• _Set task_
Copy every line of the listing exactly.

#### Data for this task ####

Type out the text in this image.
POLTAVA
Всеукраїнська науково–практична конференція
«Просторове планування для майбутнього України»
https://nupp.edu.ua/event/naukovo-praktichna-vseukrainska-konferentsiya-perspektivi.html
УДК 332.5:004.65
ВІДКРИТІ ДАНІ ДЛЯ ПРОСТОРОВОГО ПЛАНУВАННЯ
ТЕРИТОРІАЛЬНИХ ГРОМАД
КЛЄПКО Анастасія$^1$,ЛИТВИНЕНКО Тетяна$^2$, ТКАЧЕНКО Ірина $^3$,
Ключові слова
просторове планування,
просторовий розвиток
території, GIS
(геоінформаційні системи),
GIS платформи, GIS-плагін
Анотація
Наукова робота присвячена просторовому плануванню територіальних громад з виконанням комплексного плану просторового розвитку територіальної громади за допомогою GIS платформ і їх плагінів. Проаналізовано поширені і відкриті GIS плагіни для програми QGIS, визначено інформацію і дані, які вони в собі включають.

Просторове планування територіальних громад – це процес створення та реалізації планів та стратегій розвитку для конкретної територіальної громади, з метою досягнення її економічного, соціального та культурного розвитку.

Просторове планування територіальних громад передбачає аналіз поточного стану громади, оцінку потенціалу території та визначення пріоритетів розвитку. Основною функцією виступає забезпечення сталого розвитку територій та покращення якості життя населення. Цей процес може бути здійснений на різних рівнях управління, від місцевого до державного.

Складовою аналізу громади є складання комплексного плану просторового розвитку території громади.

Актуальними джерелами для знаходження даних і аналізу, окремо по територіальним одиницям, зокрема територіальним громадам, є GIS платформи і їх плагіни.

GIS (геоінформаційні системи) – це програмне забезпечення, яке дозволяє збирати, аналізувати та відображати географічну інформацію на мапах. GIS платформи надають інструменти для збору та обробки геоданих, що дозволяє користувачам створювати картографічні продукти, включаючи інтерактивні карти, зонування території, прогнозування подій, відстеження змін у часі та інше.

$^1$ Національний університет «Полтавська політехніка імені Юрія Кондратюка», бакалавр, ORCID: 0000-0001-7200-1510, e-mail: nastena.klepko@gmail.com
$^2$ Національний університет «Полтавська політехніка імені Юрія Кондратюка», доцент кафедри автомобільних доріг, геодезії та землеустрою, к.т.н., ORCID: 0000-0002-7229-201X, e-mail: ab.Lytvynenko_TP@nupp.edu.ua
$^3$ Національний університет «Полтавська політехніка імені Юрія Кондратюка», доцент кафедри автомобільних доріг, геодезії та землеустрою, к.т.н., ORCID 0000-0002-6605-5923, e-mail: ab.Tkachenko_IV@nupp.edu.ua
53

####

• _Response to the exercise_
Type out the text in this image.
POLTAVA
Всеукраїнська науково–практична конференція
«Просторове планування для майбутнього України»
https://nupp.edu.ua/event/naukovo-praktichna-vseukrainska-konferentsiya-perspektivi.html
УДК 332.5:004.65
ВІДКРИТІ ДАНІ ДЛЯ ПРОСТОРОВОГО ПЛАНУВАННЯ
ТЕРИТОРІАЛЬНИХ ГРОМАД
КЛЄПКО Анастасія$^1$,ЛИТВИНЕНКО Тетяна$^2$, ТКАЧЕНКО Ірина $^3$,
Ключові слова
просторове планування,
просторовий розвиток
території, GIS
(геоінформаційні системи),
GIS платформи, GIS-плагін
Анотація
Наукова робота присвячена просторовому плануванню територіальних громад з виконанням комплексного плану просторового розвитку територіальної громади за допомогою GIS платформ і їх плагінів. Проаналізовано поширені і відкриті GIS плагіни для програми QGIS, визначено інформацію і дані, які вони в собі включають.

Просторове планування територіальних громад – це процес створення та реалізації планів та стратегій розвитку для конкретної територіальної громади, з метою досягнення її економічного, соціального та культурного розвитку.

Просторове планування територіальних громад передбачає аналіз поточного стану громади, оцінку потенціалу території та визначення пріоритетів розвитку. Основною функцією виступає забезпечення сталого розвитку територій та покращення якості життя населення. Цей процес може бути здійснений на різних рівнях управління, від місцевого до державного.

Складовою аналізу громади є складання комплексного плану просторового розвитку території громади.

Актуальними джерелами для знаходження даних і аналізу, окремо по територіальним одиницям, зокрема територіальним громадам, є GIS платформи і їх плагіни.

GIS (геоінформаційні системи) – це програмне забезпечення, яке дозволяє збирати, аналізувати та відображати географічну інформацію на мапах. GIS платформи надають інструменти для збору та обробки геоданих, що дозволяє користувачам створювати картографічні продукти, включаючи інтерактивні карти, зонування території, прогнозування подій, відстеження змін у часі та інше.

$^1$ Національний університет «Полтавська політехніка імені Юрія Кондратюка», бакалавр, ORCID: 0000-0001-7200-1510, e-mail: nastena.klepko@gmail.com
$^2$ Національний університет «Полтавська політехніка імені Юрія Кондратюка», доцент кафедри автомобільних доріг, геодезії та землеустрою, к.т.н., ORCID: 0000-0002-7229-201X, e-mail: ab.Lytvynenko_TP@nupp.edu.ua
$^3$ Національний університет «Полтавська політехніка імені Юрія Кондратюка», доцент кафедри автомобільних доріг, геодезії та землеустрою, к.т.н., ORCID 0000-0002-6605-5923, e-mail: ab.Tkachenko_IV@nupp.edu.ua
53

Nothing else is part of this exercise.